## THE PROBLEM:
Make an exact copy of all the entries, but do not reproduce the pictures.
-*-
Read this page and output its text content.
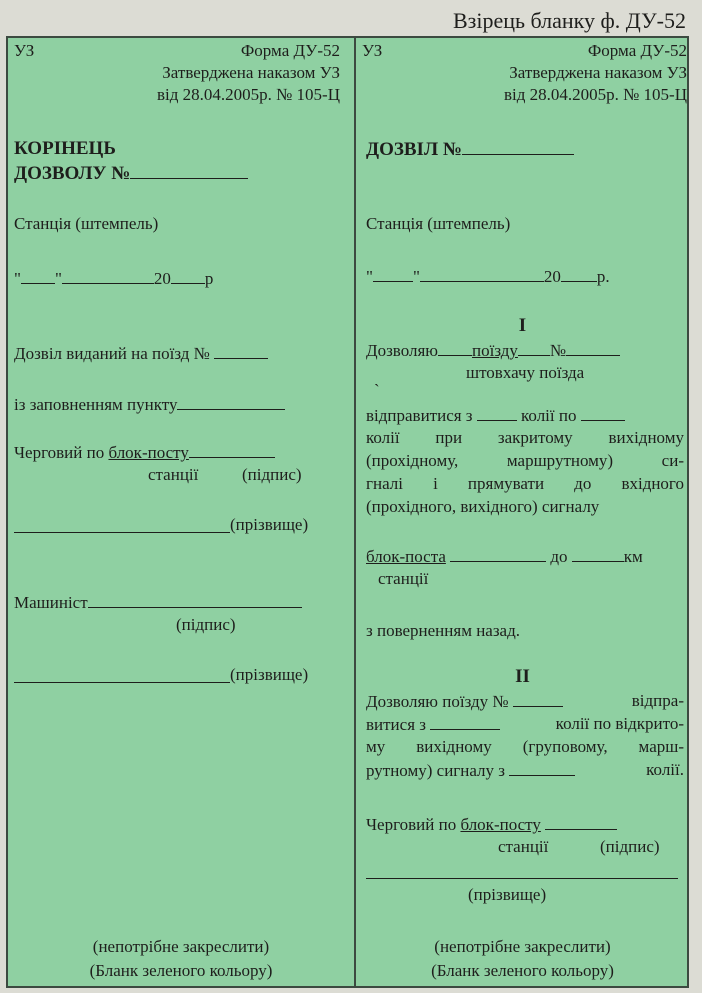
Взірець бланку ф. ДУ-52
УЗ	Форма ДУ-52
Затверджена наказом УЗ
від 28.04.2005р. № 105-Ц
КОРІНЕЦЬ
ДОЗВОЛУ №
Станція (штемпель)
" "	20 р
Дозвіл виданий на поїзд №
із заповненням пункту
Черговий по блок-посту
станції	(підпис)
(прізвище)
Машиніст
(підпис)
(прізвище)
(непотрібне закреслити)
(Бланк зеленого кольору)
УЗ	Форма ДУ-52
Затверджена наказом УЗ
від 28.04.2005р. № 105-Ц
ДОЗВІЛ №
Станція (штемпель)
" "	20 р.
I
Дозволяю поїзду №
штовхачу поїзда
`
відправитися з	колії по
колії при закритому вихідному
(прохідному, маршрутному) си-
гналі і прямувати до вхідного
(прохідного, вихідного) сигналу
блок-поста	до	км
станції
з поверненням назад.
II
Дозволяю поїзду №	відпра-
витися з	колії по відкрито-
му вихідному (груповому, марш-
рутному) сигналу з	колії.
Черговий по блок-посту
станції	(підпис)
(прізвище)
(непотрібне закреслити)
(Бланк зеленого кольору)
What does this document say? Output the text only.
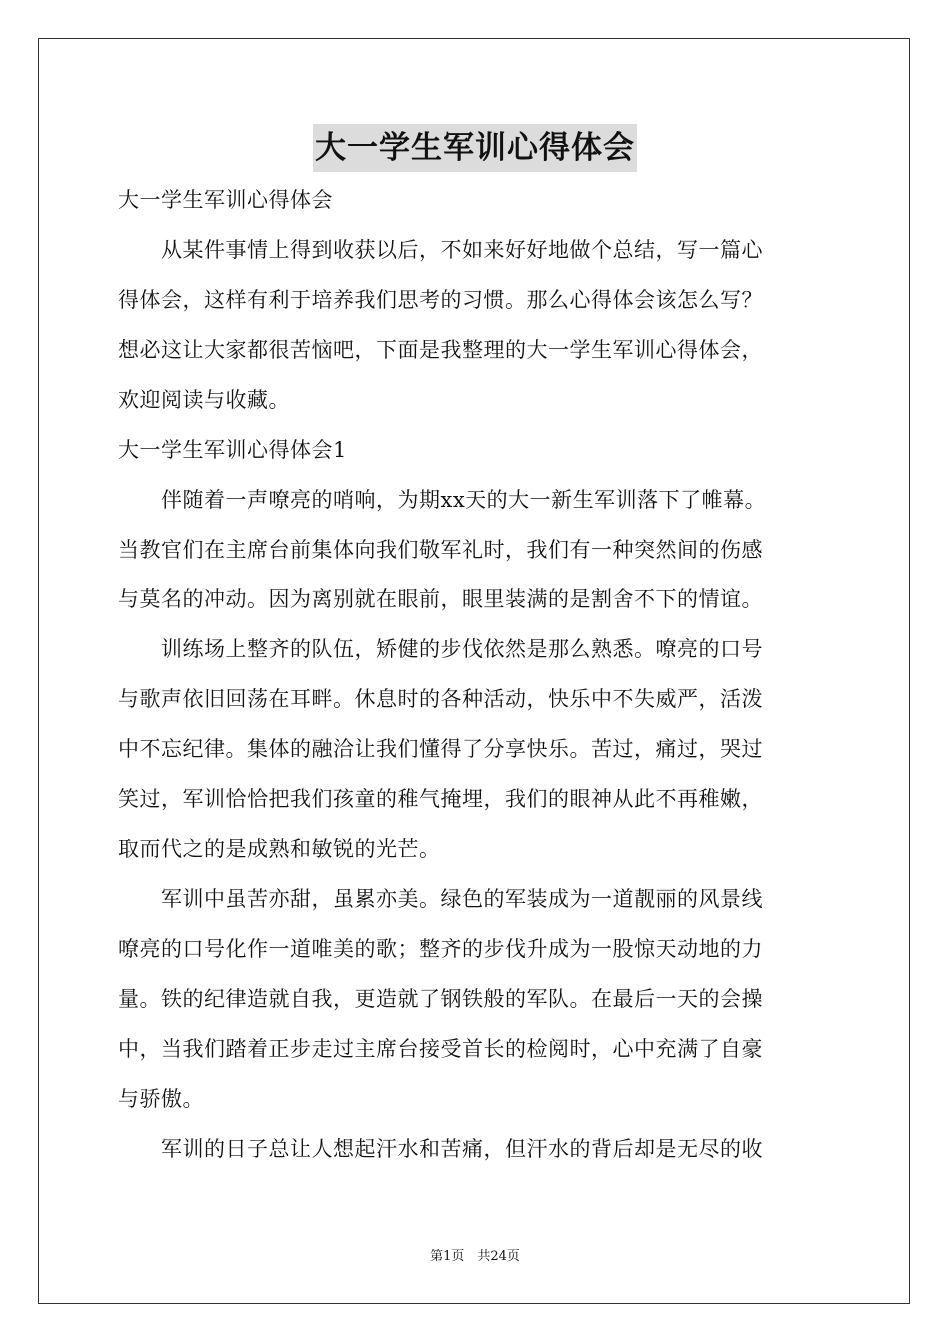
大一学生军训心得体会
大一学生军训心得体会
　　从某件事情上得到收获以后，不如来好好地做个总结，写一篇心
得体会，这样有利于培养我们思考的习惯。那么心得体会该怎么写？
想必这让大家都很苦恼吧，下面是我整理的大一学生军训心得体会，
欢迎阅读与收藏。
大一学生军训心得体会1
　　伴随着一声嘹亮的哨响，为期xx天的大一新生军训落下了帷幕。
当教官们在主席台前集体向我们敬军礼时，我们有一种突然间的伤感
与莫名的冲动。因为离别就在眼前，眼里装满的是割舍不下的情谊。
　　训练场上整齐的队伍，矫健的步伐依然是那么熟悉。嘹亮的口号
与歌声依旧回荡在耳畔。休息时的各种活动，快乐中不失威严，活泼
中不忘纪律。集体的融洽让我们懂得了分享快乐。苦过，痛过，哭过
笑过，军训恰恰把我们孩童的稚气掩埋，我们的眼神从此不再稚嫩，
取而代之的是成熟和敏锐的光芒。
　　军训中虽苦亦甜，虽累亦美。绿色的军装成为一道靓丽的风景线
嘹亮的口号化作一道唯美的歌；整齐的步伐升成为一股惊天动地的力
量。铁的纪律造就自我，更造就了钢铁般的军队。在最后一天的会操
中，当我们踏着正步走过主席台接受首长的检阅时，心中充满了自豪
与骄傲。
　　军训的日子总让人想起汗水和苦痛，但汗水的背后却是无尽的收
第1页　共24页
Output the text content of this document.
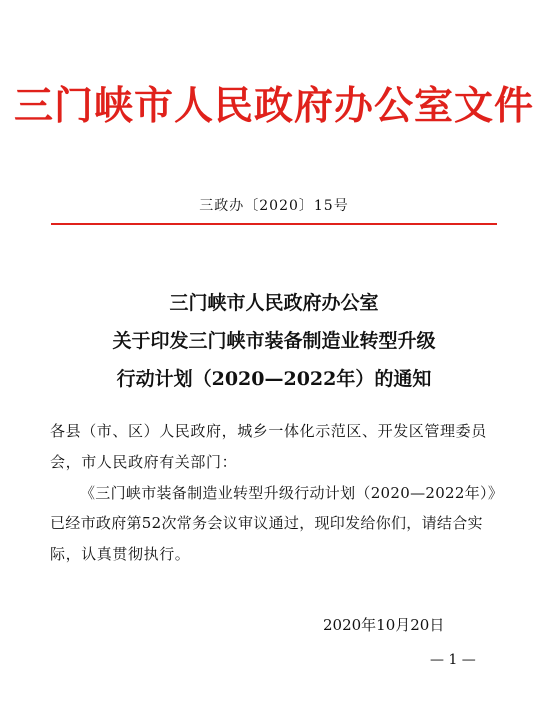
三门峡市人民政府办公室文件
三政办〔2020〕15号
三门峡市人民政府办公室
关于印发三门峡市装备制造业转型升级
行动计划（2020—2022年）的通知
各县（市、区）人民政府，城乡一体化示范区、开发区管理委员
会，市人民政府有关部门：
《三门峡市装备制造业转型升级行动计划（2020—2022年）》
已经市政府第52次常务会议审议通过，现印发给你们，请结合实
际，认真贯彻执行。
2020年10月20日
— 1 —
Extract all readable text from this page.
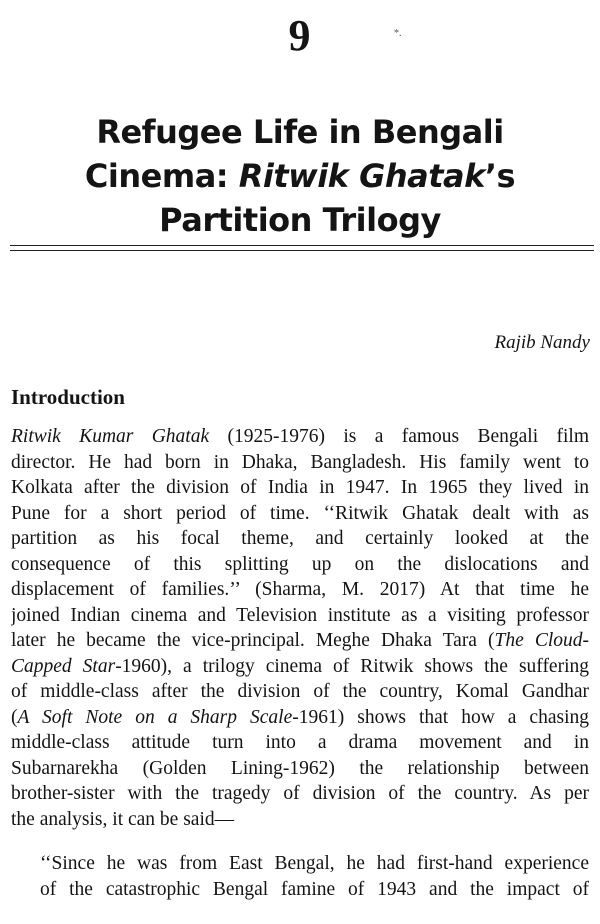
9	*.
Refugee Life in Bengali
Cinema: Ritwik Ghatak’s
Partition Trilogy
Rajib Nandy
Introduction
Ritwik Kumar Ghatak (1925-1976) is a famous Bengali film
director. He had born in Dhaka, Bangladesh. His family went to
Kolkata after the division of India in 1947. In 1965 they lived in
Pune for a short period of time. ‘‘Ritwik Ghatak dealt with as
partition as his focal theme, and certainly looked at the
consequence of this splitting up on the dislocations and
displacement of families.’’ (Sharma, M. 2017) At that time he
joined Indian cinema and Television institute as a visiting professor
later he became the vice-principal. Meghe Dhaka Tara (The Cloud-
Capped Star-1960), a trilogy cinema of Ritwik shows the suffering
of middle-class after the division of the country, Komal Gandhar
(A Soft Note on a Sharp Scale-1961) shows that how a chasing
middle-class attitude turn into a drama movement and in
Subarnarekha (Golden Lining-1962) the relationship between
brother-sister with the tragedy of division of the country. As per
the analysis, it can be said—
‘‘Since he was from East Bengal, he had first-hand experience
of the catastrophic Bengal famine of 1943 and the impact of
-*-
## RIGHT ANSWER:
Read this page and output its text content.
Взірець бланку ф. ДУ-52
УЗ	Форма ДУ-52
Затверджена наказом УЗ
від 28.04.2005р. № 105-Ц
КОРІНЕЦЬ
ДОЗВОЛУ №
Станція (штемпель)
" "	20 р
Дозвіл виданий на поїзд №
із заповненням пункту
Черговий по блок-посту
станції	(підпис)
(прізвище)
Машиніст
(підпис)
(прізвище)
(непотрібне закреслити)
(Бланк зеленого кольору)
УЗ	Форма ДУ-52
Затверджена наказом УЗ
від 28.04.2005р. № 105-Ц
ДОЗВІЛ №
Станція (штемпель)
" "	20 р.
I
Дозволяю поїзду №
штовхачу поїзда
`
відправитися з	колії по
колії при закритому вихідному
(прохідному, маршрутному) си-
гналі і прямувати до вхідного
(прохідного, вихідного) сигналу
блок-поста	до	км
станції
з поверненням назад.
II
Дозволяю поїзду №	відпра-
витися з	колії по відкрито-
му вихідному (груповому, марш-
рутному) сигналу з	колії.
Черговий по блок-посту
станції	(підпис)
(прізвище)
(непотрібне закреслити)
(Бланк зеленого кольору)
What does this document say? Output the text only.
大一学生军训心得体会
大一学生军训心得体会
　　从某件事情上得到收获以后，不如来好好地做个总结，写一篇心
得体会，这样有利于培养我们思考的习惯。那么心得体会该怎么写？
想必这让大家都很苦恼吧，下面是我整理的大一学生军训心得体会，
欢迎阅读与收藏。
大一学生军训心得体会1
　　伴随着一声嘹亮的哨响，为期xx天的大一新生军训落下了帷幕。
当教官们在主席台前集体向我们敬军礼时，我们有一种突然间的伤感
与莫名的冲动。因为离别就在眼前，眼里装满的是割舍不下的情谊。
　　训练场上整齐的队伍，矫健的步伐依然是那么熟悉。嘹亮的口号
与歌声依旧回荡在耳畔。休息时的各种活动，快乐中不失威严，活泼
中不忘纪律。集体的融洽让我们懂得了分享快乐。苦过，痛过，哭过
笑过，军训恰恰把我们孩童的稚气掩埋，我们的眼神从此不再稚嫩，
取而代之的是成熟和敏锐的光芒。
　　军训中虽苦亦甜，虽累亦美。绿色的军装成为一道靓丽的风景线
嘹亮的口号化作一道唯美的歌；整齐的步伐升成为一股惊天动地的力
量。铁的纪律造就自我，更造就了钢铁般的军队。在最后一天的会操
中，当我们踏着正步走过主席台接受首长的检阅时，心中充满了自豪
与骄傲。
　　军训的日子总让人想起汗水和苦痛，但汗水的背后却是无尽的收
第1页　共24页
Output the text content of this document.
三门峡市人民政府办公室文件
三政办〔2020〕15号
三门峡市人民政府办公室
关于印发三门峡市装备制造业转型升级
行动计划（2020—2022年）的通知
各县（市、区）人民政府，城乡一体化示范区、开发区管理委员
会，市人民政府有关部门：
《三门峡市装备制造业转型升级行动计划（2020—2022年）》
已经市政府第52次常务会议审议通过，现印发给你们，请结合实
际，认真贯彻执行。
2020年10月20日
— 1 —
Extract all readable text from this page.
9	*.
Refugee Life in Bengali
Cinema: Ritwik Ghatak’s
Partition Trilogy
Rajib Nandy
Introduction
Ritwik Kumar Ghatak (1925-1976) is a famous Bengali film
director. He had born in Dhaka, Bangladesh. His family went to
Kolkata after the division of India in 1947. In 1965 they lived in
Pune for a short period of time. ‘‘Ritwik Ghatak dealt with as
partition as his focal theme, and certainly looked at the
consequence of this splitting up on the dislocations and
displacement of families.’’ (Sharma, M. 2017) At that time he
joined Indian cinema and Television institute as a visiting professor
later he became the vice-principal. Meghe Dhaka Tara (The Cloud-
Capped Star-1960), a trilogy cinema of Ritwik shows the suffering
of middle-class after the division of the country, Komal Gandhar
(A Soft Note on a Sharp Scale-1961) shows that how a chasing
middle-class attitude turn into a drama movement and in
Subarnarekha (Golden Lining-1962) the relationship between
brother-sister with the tragedy of division of the country. As per
the analysis, it can be said—
‘‘Since he was from East Bengal, he had first-hand experience
of the catastrophic Bengal famine of 1943 and the impact of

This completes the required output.